---- ENTRIES SHOWN

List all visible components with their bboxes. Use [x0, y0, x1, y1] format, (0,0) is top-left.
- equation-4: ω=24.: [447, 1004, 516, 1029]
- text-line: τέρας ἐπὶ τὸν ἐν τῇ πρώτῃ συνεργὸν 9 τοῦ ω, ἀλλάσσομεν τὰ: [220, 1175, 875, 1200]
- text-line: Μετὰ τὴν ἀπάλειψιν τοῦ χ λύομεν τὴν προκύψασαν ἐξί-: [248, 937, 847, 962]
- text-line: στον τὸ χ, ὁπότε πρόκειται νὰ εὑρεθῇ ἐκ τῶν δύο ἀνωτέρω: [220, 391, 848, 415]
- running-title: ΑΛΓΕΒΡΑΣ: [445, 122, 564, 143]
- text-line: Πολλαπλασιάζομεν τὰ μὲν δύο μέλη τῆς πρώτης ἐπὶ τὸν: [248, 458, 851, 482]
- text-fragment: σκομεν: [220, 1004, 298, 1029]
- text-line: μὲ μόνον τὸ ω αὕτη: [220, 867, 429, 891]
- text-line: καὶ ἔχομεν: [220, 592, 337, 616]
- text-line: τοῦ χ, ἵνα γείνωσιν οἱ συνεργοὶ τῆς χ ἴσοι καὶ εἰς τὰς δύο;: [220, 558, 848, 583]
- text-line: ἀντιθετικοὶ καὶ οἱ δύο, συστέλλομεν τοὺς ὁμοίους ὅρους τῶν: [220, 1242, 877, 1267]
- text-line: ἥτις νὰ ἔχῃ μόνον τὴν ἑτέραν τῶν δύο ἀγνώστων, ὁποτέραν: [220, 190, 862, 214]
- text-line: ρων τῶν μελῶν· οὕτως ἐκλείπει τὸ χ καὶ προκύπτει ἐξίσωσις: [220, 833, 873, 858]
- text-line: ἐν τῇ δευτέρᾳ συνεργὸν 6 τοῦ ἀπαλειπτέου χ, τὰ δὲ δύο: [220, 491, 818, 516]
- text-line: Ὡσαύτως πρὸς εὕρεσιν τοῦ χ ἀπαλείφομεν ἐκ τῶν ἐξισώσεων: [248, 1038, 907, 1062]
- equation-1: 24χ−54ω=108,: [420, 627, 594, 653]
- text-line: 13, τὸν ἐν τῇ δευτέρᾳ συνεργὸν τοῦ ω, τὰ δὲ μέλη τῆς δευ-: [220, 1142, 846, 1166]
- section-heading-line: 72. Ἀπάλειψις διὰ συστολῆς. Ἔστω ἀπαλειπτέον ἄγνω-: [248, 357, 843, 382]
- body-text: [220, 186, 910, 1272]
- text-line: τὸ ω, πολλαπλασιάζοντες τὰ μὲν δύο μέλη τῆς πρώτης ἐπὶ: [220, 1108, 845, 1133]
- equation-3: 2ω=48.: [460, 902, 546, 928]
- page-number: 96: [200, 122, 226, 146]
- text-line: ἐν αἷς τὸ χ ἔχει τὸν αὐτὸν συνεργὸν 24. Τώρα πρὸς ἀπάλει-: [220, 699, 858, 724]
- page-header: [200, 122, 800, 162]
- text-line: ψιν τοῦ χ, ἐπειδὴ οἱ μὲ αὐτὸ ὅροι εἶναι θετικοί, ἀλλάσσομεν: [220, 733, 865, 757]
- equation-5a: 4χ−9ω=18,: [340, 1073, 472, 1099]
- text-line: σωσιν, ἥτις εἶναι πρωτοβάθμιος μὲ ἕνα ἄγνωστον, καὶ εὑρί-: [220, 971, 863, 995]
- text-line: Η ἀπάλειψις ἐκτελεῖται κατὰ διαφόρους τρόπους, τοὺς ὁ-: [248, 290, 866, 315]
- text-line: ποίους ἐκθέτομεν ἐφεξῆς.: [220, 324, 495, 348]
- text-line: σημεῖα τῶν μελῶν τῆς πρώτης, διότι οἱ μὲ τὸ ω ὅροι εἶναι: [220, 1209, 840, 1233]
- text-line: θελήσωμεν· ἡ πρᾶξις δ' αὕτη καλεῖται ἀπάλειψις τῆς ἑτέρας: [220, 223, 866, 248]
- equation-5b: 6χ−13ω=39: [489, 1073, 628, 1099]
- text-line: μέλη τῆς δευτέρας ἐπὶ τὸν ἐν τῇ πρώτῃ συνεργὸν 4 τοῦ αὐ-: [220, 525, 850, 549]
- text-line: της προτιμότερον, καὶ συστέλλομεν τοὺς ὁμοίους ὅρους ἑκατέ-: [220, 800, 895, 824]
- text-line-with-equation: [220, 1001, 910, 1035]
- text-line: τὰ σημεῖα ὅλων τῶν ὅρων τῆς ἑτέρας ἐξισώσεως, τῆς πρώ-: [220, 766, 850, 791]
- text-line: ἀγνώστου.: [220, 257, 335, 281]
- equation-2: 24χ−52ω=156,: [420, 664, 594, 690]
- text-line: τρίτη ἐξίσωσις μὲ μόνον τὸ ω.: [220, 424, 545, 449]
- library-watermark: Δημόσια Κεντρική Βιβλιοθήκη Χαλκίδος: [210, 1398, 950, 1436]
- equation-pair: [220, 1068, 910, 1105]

--------

- PROBLEM TO WORK ON -
Return every item above, line for line, reproducing each one character for character with no changes.

- EXERCISE OUTPUT -
List all visible components with their bboxes. Use [x0, y0, x1, y1] format, (0,0) is top-left.
- equation-4: ω=24.: [447, 1004, 516, 1029]
- text-line: τέρας ἐπὶ τὸν ἐν τῇ πρώτῃ συνεργὸν 9 τοῦ ω, ἀλλάσσομεν τὰ: [220, 1175, 875, 1200]
- text-line: Μετὰ τὴν ἀπάλειψιν τοῦ χ λύομεν τὴν προκύψασαν ἐξί-: [248, 937, 847, 962]
- text-line: στον τὸ χ, ὁπότε πρόκειται νὰ εὑρεθῇ ἐκ τῶν δύο ἀνωτέρω: [220, 391, 848, 415]
- running-title: ΑΛΓΕΒΡΑΣ: [445, 122, 564, 143]
- text-line: Πολλαπλασιάζομεν τὰ μὲν δύο μέλη τῆς πρώτης ἐπὶ τὸν: [248, 458, 851, 482]
- text-fragment: σκομεν: [220, 1004, 298, 1029]
- text-line: μὲ μόνον τὸ ω αὕτη: [220, 867, 429, 891]
- text-line: καὶ ἔχομεν: [220, 592, 337, 616]
- text-line: τοῦ χ, ἵνα γείνωσιν οἱ συνεργοὶ τῆς χ ἴσοι καὶ εἰς τὰς δύο;: [220, 558, 848, 583]
- text-line: ἀντιθετικοὶ καὶ οἱ δύο, συστέλλομεν τοὺς ὁμοίους ὅρους τῶν: [220, 1242, 877, 1267]
- text-line: ἥτις νὰ ἔχῃ μόνον τὴν ἑτέραν τῶν δύο ἀγνώστων, ὁποτέραν: [220, 190, 862, 214]
- text-line: ρων τῶν μελῶν· οὕτως ἐκλείπει τὸ χ καὶ προκύπτει ἐξίσωσις: [220, 833, 873, 858]
- text-line: ἐν τῇ δευτέρᾳ συνεργὸν 6 τοῦ ἀπαλειπτέου χ, τὰ δὲ δύο: [220, 491, 818, 516]
- text-line: Ὡσαύτως πρὸς εὕρεσιν τοῦ χ ἀπαλείφομεν ἐκ τῶν ἐξισώσεων: [248, 1038, 907, 1062]
- equation-1: 24χ−54ω=108,: [420, 627, 594, 653]
- text-line: 13, τὸν ἐν τῇ δευτέρᾳ συνεργὸν τοῦ ω, τὰ δὲ μέλη τῆς δευ-: [220, 1142, 846, 1166]
- section-heading-line: 72. Ἀπάλειψις διὰ συστολῆς. Ἔστω ἀπαλειπτέον ἄγνω-: [248, 357, 843, 382]
- body-text: [220, 186, 910, 1272]
- text-line: τὸ ω, πολλαπλασιάζοντες τὰ μὲν δύο μέλη τῆς πρώτης ἐπὶ: [220, 1108, 845, 1133]
- equation-3: 2ω=48.: [460, 902, 546, 928]
- page-number: 96: [200, 122, 226, 146]
- text-line: ἐν αἷς τὸ χ ἔχει τὸν αὐτὸν συνεργὸν 24. Τώρα πρὸς ἀπάλει-: [220, 699, 858, 724]
- page-header: [200, 122, 800, 162]
- text-line: ψιν τοῦ χ, ἐπειδὴ οἱ μὲ αὐτὸ ὅροι εἶναι θετικοί, ἀλλάσσομεν: [220, 733, 865, 757]
- equation-5a: 4χ−9ω=18,: [340, 1073, 472, 1099]
- text-line: σωσιν, ἥτις εἶναι πρωτοβάθμιος μὲ ἕνα ἄγνωστον, καὶ εὑρί-: [220, 971, 863, 995]
- text-line: Η ἀπάλειψις ἐκτελεῖται κατὰ διαφόρους τρόπους, τοὺς ὁ-: [248, 290, 866, 315]
- text-line: ποίους ἐκθέτομεν ἐφεξῆς.: [220, 324, 495, 348]
- text-line: σημεῖα τῶν μελῶν τῆς πρώτης, διότι οἱ μὲ τὸ ω ὅροι εἶναι: [220, 1209, 840, 1233]
- text-line: θελήσωμεν· ἡ πρᾶξις δ' αὕτη καλεῖται ἀπάλειψις τῆς ἑτέρας: [220, 223, 866, 248]
- equation-5b: 6χ−13ω=39: [489, 1073, 628, 1099]
- text-line: μέλη τῆς δευτέρας ἐπὶ τὸν ἐν τῇ πρώτῃ συνεργὸν 4 τοῦ αὐ-: [220, 525, 850, 549]
- text-line: της προτιμότερον, καὶ συστέλλομεν τοὺς ὁμοίους ὅρους ἑκατέ-: [220, 800, 895, 824]
- text-line-with-equation: [220, 1001, 910, 1035]
- text-line: τὰ σημεῖα ὅλων τῶν ὅρων τῆς ἑτέρας ἐξισώσεως, τῆς πρώ-: [220, 766, 850, 791]
- text-line: ἀγνώστου.: [220, 257, 335, 281]
- equation-2: 24χ−52ω=156,: [420, 664, 594, 690]
- text-line: τρίτη ἐξίσωσις μὲ μόνον τὸ ω.: [220, 424, 545, 449]
- library-watermark: Δημόσια Κεντρική Βιβλιοθήκη Χαλκίδος: [210, 1398, 950, 1436]
- equation-pair: [220, 1068, 910, 1105]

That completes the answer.